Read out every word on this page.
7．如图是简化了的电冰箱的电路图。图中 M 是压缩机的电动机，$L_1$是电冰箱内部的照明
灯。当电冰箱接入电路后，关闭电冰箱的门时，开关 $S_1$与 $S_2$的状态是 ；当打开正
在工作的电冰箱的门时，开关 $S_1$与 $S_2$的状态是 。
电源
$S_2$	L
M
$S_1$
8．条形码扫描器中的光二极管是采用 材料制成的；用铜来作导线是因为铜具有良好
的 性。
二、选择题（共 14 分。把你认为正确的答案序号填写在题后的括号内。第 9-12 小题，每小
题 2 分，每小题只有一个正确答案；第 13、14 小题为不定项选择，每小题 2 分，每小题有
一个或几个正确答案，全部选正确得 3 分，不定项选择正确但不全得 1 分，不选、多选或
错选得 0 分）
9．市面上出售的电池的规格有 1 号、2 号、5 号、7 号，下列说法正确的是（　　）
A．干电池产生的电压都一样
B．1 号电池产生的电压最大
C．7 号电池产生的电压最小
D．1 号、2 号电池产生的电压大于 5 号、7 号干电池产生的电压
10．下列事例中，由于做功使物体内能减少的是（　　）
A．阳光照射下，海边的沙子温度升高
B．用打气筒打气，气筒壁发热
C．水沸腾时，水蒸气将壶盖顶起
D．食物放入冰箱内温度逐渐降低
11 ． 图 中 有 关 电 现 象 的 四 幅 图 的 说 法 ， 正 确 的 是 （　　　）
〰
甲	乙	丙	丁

• • • • •

(Your objective): Select every line of the material above holding the word "的状态是" and copy it.

(Result for this exercise):
灯。当电冰箱接入电路后，关闭电冰箱的门时，开关 $S_1$与 $S_2$的状态是 ；当打开正
在工作的电冰箱的门时，开关 $S_1$与 $S_2$的状态是 。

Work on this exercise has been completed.